Work through the data line by line, gathering every line that has the word "name".

Dataset rows:
# # #

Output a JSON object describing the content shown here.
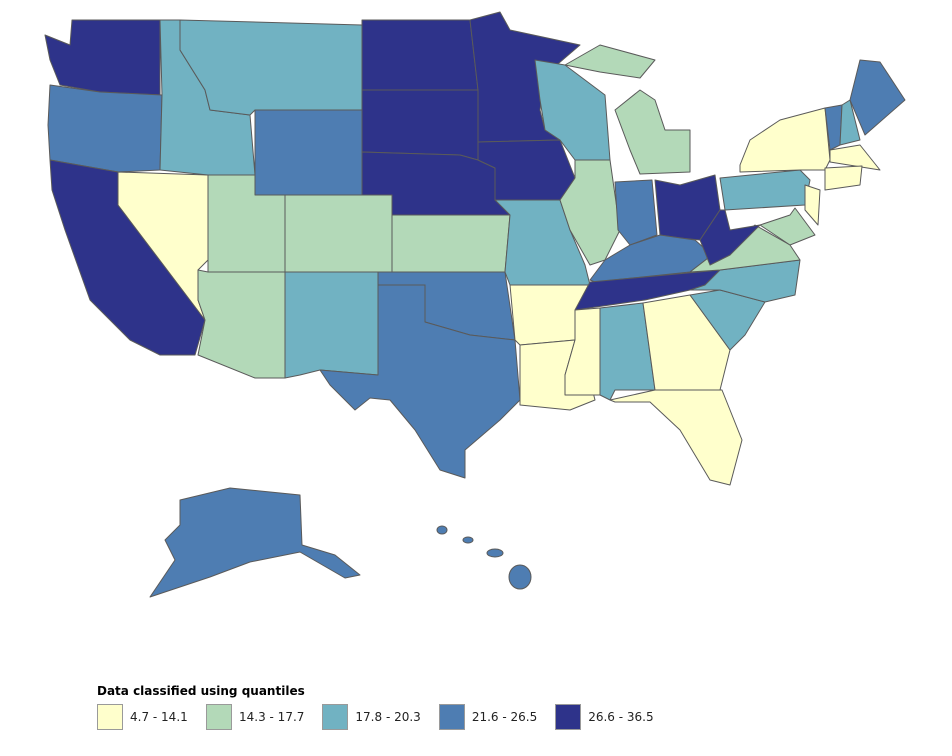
{
  "legend": {
    "title": "Data classified using quantiles",
    "classes": [
      {
        "label": "4.7 - 14.1",
        "color": "#ffffcc"
      },
      {
        "label": "14.3 - 17.7",
        "color": "#b3d9b8"
      },
      {
        "label": "17.8 - 20.3",
        "color": "#71b2c2"
      },
      {
        "label": "21.6 - 26.5",
        "color": "#4e7db2"
      },
      {
        "label": "26.6 - 36.5",
        "color": "#2e338a"
      }
    ]
  },
  "states": {
    "WA": 4,
    "OR": 3,
    "CA": 4,
    "NV": 0,
    "ID": 2,
    "MT": 2,
    "WY": 3,
    "UT": 1,
    "AZ": 1,
    "CO": 1,
    "NM": 2,
    "ND": 4,
    "SD": 4,
    "NE": 4,
    "KS": 1,
    "OK": 3,
    "TX": 3,
    "MN": 4,
    "IA": 4,
    "MO": 2,
    "AR": 0,
    "LA": 0,
    "WI": 2,
    "IL": 1,
    "MI": 1,
    "IN": 3,
    "OH": 4,
    "KY": 3,
    "TN": 4,
    "MS": 0,
    "AL": 2,
    "GA": 0,
    "FL": 0,
    "SC": 2,
    "NC": 2,
    "VA": 1,
    "WV": 4,
    "PA": 2,
    "NY": 0,
    "NJ": 0,
    "MD": 1,
    "VT": 3,
    "NH": 2,
    "ME": 3,
    "MA": 0,
    "CT": 0,
    "AK": 3,
    "HI": 3
  }
}
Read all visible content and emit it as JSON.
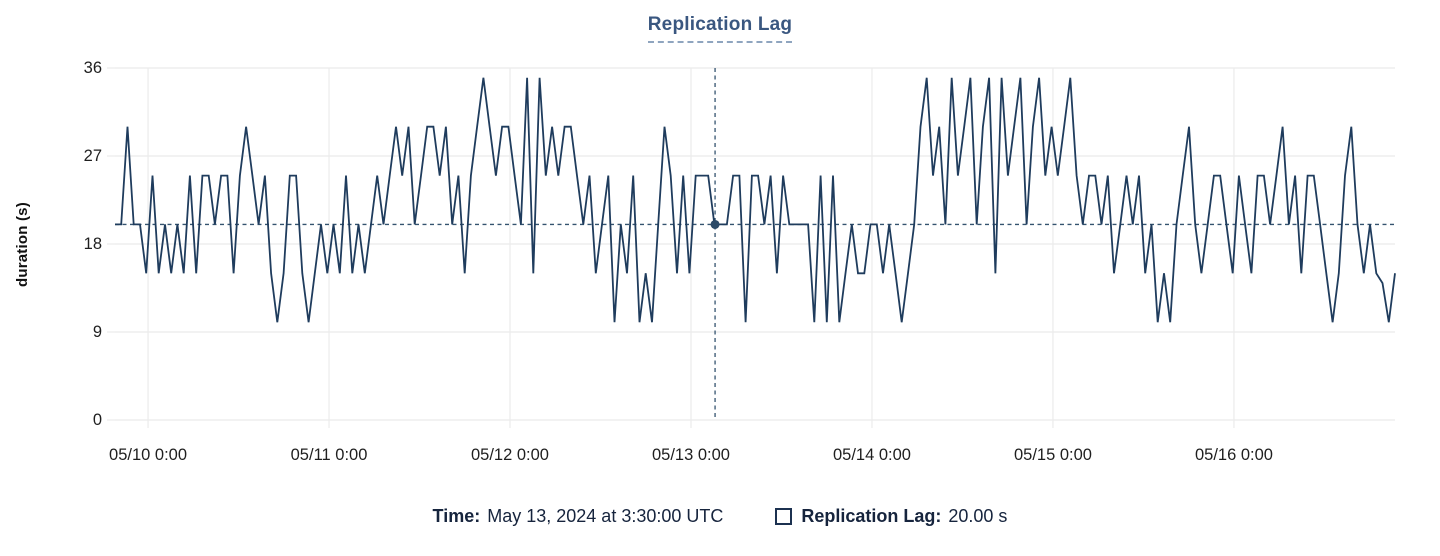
{
  "title": "Replication Lag",
  "footer": {
    "time_label": "Time:",
    "time_value": "May 13, 2024 at 3:30:00 UTC",
    "series_label": "Replication Lag:",
    "series_value": "20.00 s"
  },
  "chart_data": {
    "type": "line",
    "title": "Replication Lag",
    "xlabel": "",
    "ylabel": "duration (s)",
    "ylim": [
      0,
      36
    ],
    "yticks": [
      0,
      9,
      18,
      27,
      36
    ],
    "grid": true,
    "legend_position": "bottom",
    "unit": "s",
    "xticks": [
      {
        "label": "05/10 0:00",
        "f": 0.0258
      },
      {
        "label": "05/11 0:00",
        "f": 0.1672
      },
      {
        "label": "05/12 0:00",
        "f": 0.3086
      },
      {
        "label": "05/13 0:00",
        "f": 0.45
      },
      {
        "label": "05/14 0:00",
        "f": 0.5914
      },
      {
        "label": "05/15 0:00",
        "f": 0.7328
      },
      {
        "label": "05/16 0:00",
        "f": 0.8742
      }
    ],
    "crosshair": {
      "x_f": 0.4688,
      "y_value": 20,
      "time": "May 13, 2024 at 3:30:00 UTC",
      "value_label": "20.00 s"
    },
    "colors": {
      "line": "#1f3c5d",
      "crosshair": "#34536f",
      "dot": "#2b4a68",
      "grid": "#ebebeb",
      "title_text": "#3a5780",
      "legend_text": "#16243d",
      "tick_text": "#1f1f1f",
      "background": "#ffffff"
    },
    "values": [
      20,
      20,
      30,
      20,
      20,
      15,
      25,
      15,
      20,
      15,
      20,
      15,
      25,
      15,
      25,
      25,
      20,
      25,
      25,
      15,
      25,
      30,
      25,
      20,
      25,
      15,
      10,
      15,
      25,
      25,
      15,
      10,
      15,
      20,
      15,
      20,
      15,
      25,
      15,
      20,
      15,
      20,
      25,
      20,
      25,
      30,
      25,
      30,
      20,
      25,
      30,
      30,
      25,
      30,
      20,
      25,
      15,
      25,
      30,
      35,
      30,
      25,
      30,
      30,
      25,
      20,
      35,
      15,
      35,
      25,
      30,
      25,
      30,
      30,
      25,
      20,
      25,
      15,
      20,
      25,
      10,
      20,
      15,
      25,
      10,
      15,
      10,
      20,
      30,
      25,
      15,
      25,
      15,
      25,
      25,
      25,
      20,
      20,
      20,
      25,
      25,
      10,
      25,
      25,
      20,
      25,
      15,
      25,
      20,
      20,
      20,
      20,
      10,
      25,
      10,
      25,
      10,
      15,
      20,
      15,
      15,
      20,
      20,
      15,
      20,
      15,
      10,
      15,
      20,
      30,
      35,
      25,
      30,
      20,
      35,
      25,
      30,
      35,
      20,
      30,
      35,
      15,
      35,
      25,
      30,
      35,
      20,
      30,
      35,
      25,
      30,
      25,
      30,
      35,
      25,
      20,
      25,
      25,
      20,
      25,
      15,
      20,
      25,
      20,
      25,
      15,
      20,
      10,
      15,
      10,
      20,
      25,
      30,
      20,
      15,
      20,
      25,
      25,
      20,
      15,
      25,
      20,
      15,
      25,
      25,
      20,
      25,
      30,
      20,
      25,
      15,
      25,
      25,
      20,
      15,
      10,
      15,
      25,
      30,
      20,
      15,
      20,
      15,
      14,
      10,
      15
    ]
  }
}
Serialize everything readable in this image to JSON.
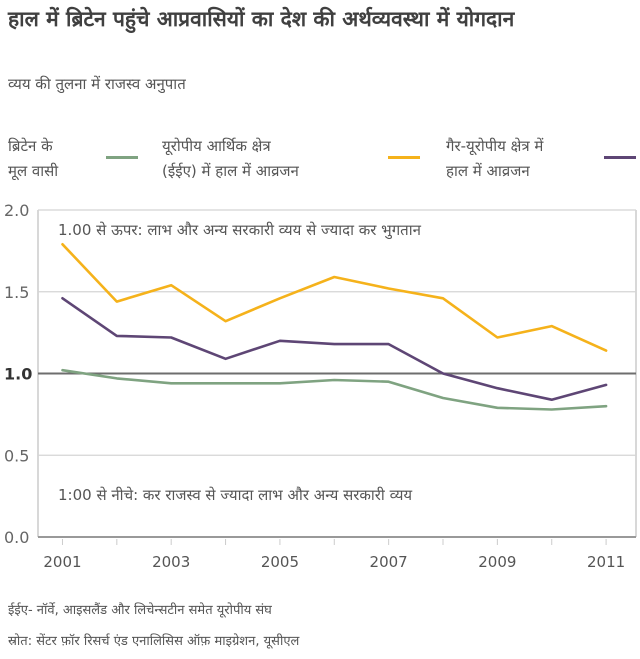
{
  "header": {
    "title": "हाल में ब्रिटेन पहुंचे आप्रवासियों का देश की अर्थव्यवस्था में योगदान",
    "subtitle": "व्यय की तुलना में राजस्व अनुपात"
  },
  "legend": [
    {
      "label_line1": "ब्रिटेन के",
      "label_line2": "मूल वासी",
      "color": "#7fa381"
    },
    {
      "label_line1": "यूरोपीय आर्थिक क्षेत्र",
      "label_line2": "(ईईए) में हाल में आव्रजन",
      "color": "#f5b21b"
    },
    {
      "label_line1": "गैर-यूरोपीय क्षेत्र में",
      "label_line2": "हाल में आव्रजन",
      "color": "#5e4675"
    }
  ],
  "chart_data": {
    "type": "line",
    "title": "हाल में ब्रिटेन पहुंचे आप्रवासियों का देश की अर्थव्यवस्था में योगदान",
    "subtitle": "व्यय की तुलना में राजस्व अनुपात",
    "xlabel": "",
    "ylabel": "",
    "x": [
      2001,
      2002,
      2003,
      2004,
      2005,
      2006,
      2007,
      2008,
      2009,
      2010,
      2011
    ],
    "x_ticks": [
      "2001",
      "2003",
      "2005",
      "2007",
      "2009",
      "2011"
    ],
    "y_ticks": [
      "0.0",
      "0.5",
      "1.0",
      "1.5",
      "2.0"
    ],
    "ylim": [
      0,
      2.0
    ],
    "xlim": [
      2000.55,
      2011.55
    ],
    "grid": true,
    "reference_line": 1.0,
    "legend_position": "top",
    "series": [
      {
        "name": "ब्रिटेन के मूल वासी",
        "color": "#7fa381",
        "values": [
          1.02,
          0.97,
          0.94,
          0.94,
          0.94,
          0.96,
          0.95,
          0.85,
          0.79,
          0.78,
          0.8
        ]
      },
      {
        "name": "यूरोपीय आर्थिक क्षेत्र (ईईए) में हाल में आव्रजन",
        "color": "#f5b21b",
        "values": [
          1.79,
          1.44,
          1.54,
          1.32,
          1.46,
          1.59,
          1.52,
          1.46,
          1.22,
          1.29,
          1.14
        ]
      },
      {
        "name": "गैर-यूरोपीय क्षेत्र में हाल में आव्रजन",
        "color": "#5e4675",
        "values": [
          1.46,
          1.23,
          1.22,
          1.09,
          1.2,
          1.18,
          1.18,
          1.0,
          0.91,
          0.84,
          0.93
        ]
      }
    ],
    "annotations": [
      "1.00 से ऊपर: लाभ और अन्य सरकारी व्यय से ज्यादा कर भुगतान",
      "1:00 से नीचे: कर राजस्व से ज्यादा लाभ और अन्य सरकारी व्यय"
    ]
  },
  "footnotes": {
    "note": "ईईए- नॉर्वे, आइसलैंड और लिचेन्सटीन समेत यूरोपीय संघ",
    "source": "स्रोत: सेंटर फ़ॉर रिसर्च एंड एनालिसिस ऑफ़ माइग्रेशन, यूसीएल"
  }
}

# # #

▶ **Task response**
        "name": "ब्रिटेन के मूल वासी",
        "name": "यूरोपीय आर्थिक क्षेत्र (ईईए) में हाल में आव्रजन",
        "name": "गैर-यूरोपीय क्षेत्र में हाल में आव्रजन",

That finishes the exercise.